■ Source data:
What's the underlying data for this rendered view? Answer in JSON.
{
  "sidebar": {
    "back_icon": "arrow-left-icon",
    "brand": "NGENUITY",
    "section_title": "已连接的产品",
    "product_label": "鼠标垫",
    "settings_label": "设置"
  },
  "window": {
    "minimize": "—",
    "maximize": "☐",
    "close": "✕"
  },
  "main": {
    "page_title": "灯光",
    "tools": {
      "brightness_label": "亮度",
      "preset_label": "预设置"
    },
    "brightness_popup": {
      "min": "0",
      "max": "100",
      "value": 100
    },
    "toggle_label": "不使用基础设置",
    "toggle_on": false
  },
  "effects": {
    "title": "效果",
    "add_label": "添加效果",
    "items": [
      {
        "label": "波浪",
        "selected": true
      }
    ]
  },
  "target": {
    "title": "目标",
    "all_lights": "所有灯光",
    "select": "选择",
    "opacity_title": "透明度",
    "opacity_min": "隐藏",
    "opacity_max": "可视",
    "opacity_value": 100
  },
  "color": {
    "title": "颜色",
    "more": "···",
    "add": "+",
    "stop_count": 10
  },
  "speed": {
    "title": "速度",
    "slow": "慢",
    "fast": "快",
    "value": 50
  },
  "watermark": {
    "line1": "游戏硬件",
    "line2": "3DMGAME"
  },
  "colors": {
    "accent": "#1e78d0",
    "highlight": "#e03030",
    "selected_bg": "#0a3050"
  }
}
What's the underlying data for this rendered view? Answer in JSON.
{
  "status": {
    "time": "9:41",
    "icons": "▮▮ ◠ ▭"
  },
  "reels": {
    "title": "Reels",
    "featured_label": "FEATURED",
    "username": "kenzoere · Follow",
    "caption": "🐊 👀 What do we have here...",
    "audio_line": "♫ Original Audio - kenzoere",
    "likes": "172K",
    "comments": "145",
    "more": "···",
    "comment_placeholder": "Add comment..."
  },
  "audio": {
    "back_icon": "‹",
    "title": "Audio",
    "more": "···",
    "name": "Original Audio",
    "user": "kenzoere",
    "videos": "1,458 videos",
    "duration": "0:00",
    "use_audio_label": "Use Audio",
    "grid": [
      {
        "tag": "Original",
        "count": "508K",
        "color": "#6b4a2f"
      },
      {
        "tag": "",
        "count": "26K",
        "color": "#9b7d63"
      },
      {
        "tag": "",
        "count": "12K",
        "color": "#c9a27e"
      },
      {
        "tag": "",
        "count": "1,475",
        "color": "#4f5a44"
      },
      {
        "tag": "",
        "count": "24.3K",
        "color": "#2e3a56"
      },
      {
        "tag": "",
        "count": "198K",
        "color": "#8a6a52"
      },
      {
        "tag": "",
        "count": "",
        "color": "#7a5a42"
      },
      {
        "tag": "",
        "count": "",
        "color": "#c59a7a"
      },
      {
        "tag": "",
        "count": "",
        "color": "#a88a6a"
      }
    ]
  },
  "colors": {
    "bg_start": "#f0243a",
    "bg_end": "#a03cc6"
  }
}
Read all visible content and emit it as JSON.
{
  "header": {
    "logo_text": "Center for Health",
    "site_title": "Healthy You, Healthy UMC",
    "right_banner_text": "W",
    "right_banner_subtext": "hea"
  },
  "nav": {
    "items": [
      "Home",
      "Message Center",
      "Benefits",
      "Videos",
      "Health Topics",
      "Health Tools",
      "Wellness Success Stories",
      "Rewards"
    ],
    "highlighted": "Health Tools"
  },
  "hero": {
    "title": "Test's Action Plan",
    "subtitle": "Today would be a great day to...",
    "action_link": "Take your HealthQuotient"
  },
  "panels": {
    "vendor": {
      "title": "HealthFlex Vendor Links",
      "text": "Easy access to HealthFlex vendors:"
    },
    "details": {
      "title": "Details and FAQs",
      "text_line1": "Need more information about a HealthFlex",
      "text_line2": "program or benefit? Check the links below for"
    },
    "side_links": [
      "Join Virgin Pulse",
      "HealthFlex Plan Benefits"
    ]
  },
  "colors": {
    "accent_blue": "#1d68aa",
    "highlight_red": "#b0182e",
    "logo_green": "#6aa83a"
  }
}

■ What to work on:
Write out the entries above once more, without altering anything.

■ Response to this exercise:
What's the underlying data for this rendered view? Answer in JSON.
{
  "sidebar": {
    "back_icon": "arrow-left-icon",
    "brand": "NGENUITY",
    "section_title": "已连接的产品",
    "product_label": "鼠标垫",
    "settings_label": "设置"
  },
  "window": {
    "minimize": "—",
    "maximize": "☐",
    "close": "✕"
  },
  "main": {
    "page_title": "灯光",
    "tools": {
      "brightness_label": "亮度",
      "preset_label": "预设置"
    },
    "brightness_popup": {
      "min": "0",
      "max": "100",
      "value": 100
    },
    "toggle_label": "不使用基础设置",
    "toggle_on": false
  },
  "effects": {
    "title": "效果",
    "add_label": "添加效果",
    "items": [
      {
        "label": "波浪",
        "selected": true
      }
    ]
  },
  "target": {
    "title": "目标",
    "all_lights": "所有灯光",
    "select": "选择",
    "opacity_title": "透明度",
    "opacity_min": "隐藏",
    "opacity_max": "可视",
    "opacity_value": 100
  },
  "color": {
    "title": "颜色",
    "more": "···",
    "add": "+",
    "stop_count": 10
  },
  "speed": {
    "title": "速度",
    "slow": "慢",
    "fast": "快",
    "value": 50
  },
  "watermark": {
    "line1": "游戏硬件",
    "line2": "3DMGAME"
  },
  "colors": {
    "accent": "#1e78d0",
    "highlight": "#e03030",
    "selected_bg": "#0a3050"
  }
}
What's the underlying data for this rendered view? Answer in JSON.
{
  "status": {
    "time": "9:41",
    "icons": "▮▮ ◠ ▭"
  },
  "reels": {
    "title": "Reels",
    "featured_label": "FEATURED",
    "username": "kenzoere · Follow",
    "caption": "🐊 👀 What do we have here...",
    "audio_line": "♫ Original Audio - kenzoere",
    "likes": "172K",
    "comments": "145",
    "more": "···",
    "comment_placeholder": "Add comment..."
  },
  "audio": {
    "back_icon": "‹",
    "title": "Audio",
    "more": "···",
    "name": "Original Audio",
    "user": "kenzoere",
    "videos": "1,458 videos",
    "duration": "0:00",
    "use_audio_label": "Use Audio",
    "grid": [
      {
        "tag": "Original",
        "count": "508K",
        "color": "#6b4a2f"
      },
      {
        "tag": "",
        "count": "26K",
        "color": "#9b7d63"
      },
      {
        "tag": "",
        "count": "12K",
        "color": "#c9a27e"
      },
      {
        "tag": "",
        "count": "1,475",
        "color": "#4f5a44"
      },
      {
        "tag": "",
        "count": "24.3K",
        "color": "#2e3a56"
      },
      {
        "tag": "",
        "count": "198K",
        "color": "#8a6a52"
      },
      {
        "tag": "",
        "count": "",
        "color": "#7a5a42"
      },
      {
        "tag": "",
        "count": "",
        "color": "#c59a7a"
      },
      {
        "tag": "",
        "count": "",
        "color": "#a88a6a"
      }
    ]
  },
  "colors": {
    "bg_start": "#f0243a",
    "bg_end": "#a03cc6"
  }
}
Read all visible content and emit it as JSON.
{
  "header": {
    "logo_text": "Center for Health",
    "site_title": "Healthy You, Healthy UMC",
    "right_banner_text": "W",
    "right_banner_subtext": "hea"
  },
  "nav": {
    "items": [
      "Home",
      "Message Center",
      "Benefits",
      "Videos",
      "Health Topics",
      "Health Tools",
      "Wellness Success Stories",
      "Rewards"
    ],
    "highlighted": "Health Tools"
  },
  "hero": {
    "title": "Test's Action Plan",
    "subtitle": "Today would be a great day to...",
    "action_link": "Take your HealthQuotient"
  },
  "panels": {
    "vendor": {
      "title": "HealthFlex Vendor Links",
      "text": "Easy access to HealthFlex vendors:"
    },
    "details": {
      "title": "Details and FAQs",
      "text_line1": "Need more information about a HealthFlex",
      "text_line2": "program or benefit? Check the links below for"
    },
    "side_links": [
      "Join Virgin Pulse",
      "HealthFlex Plan Benefits"
    ]
  },
  "colors": {
    "accent_blue": "#1d68aa",
    "highlight_red": "#b0182e",
    "logo_green": "#6aa83a"
  }
}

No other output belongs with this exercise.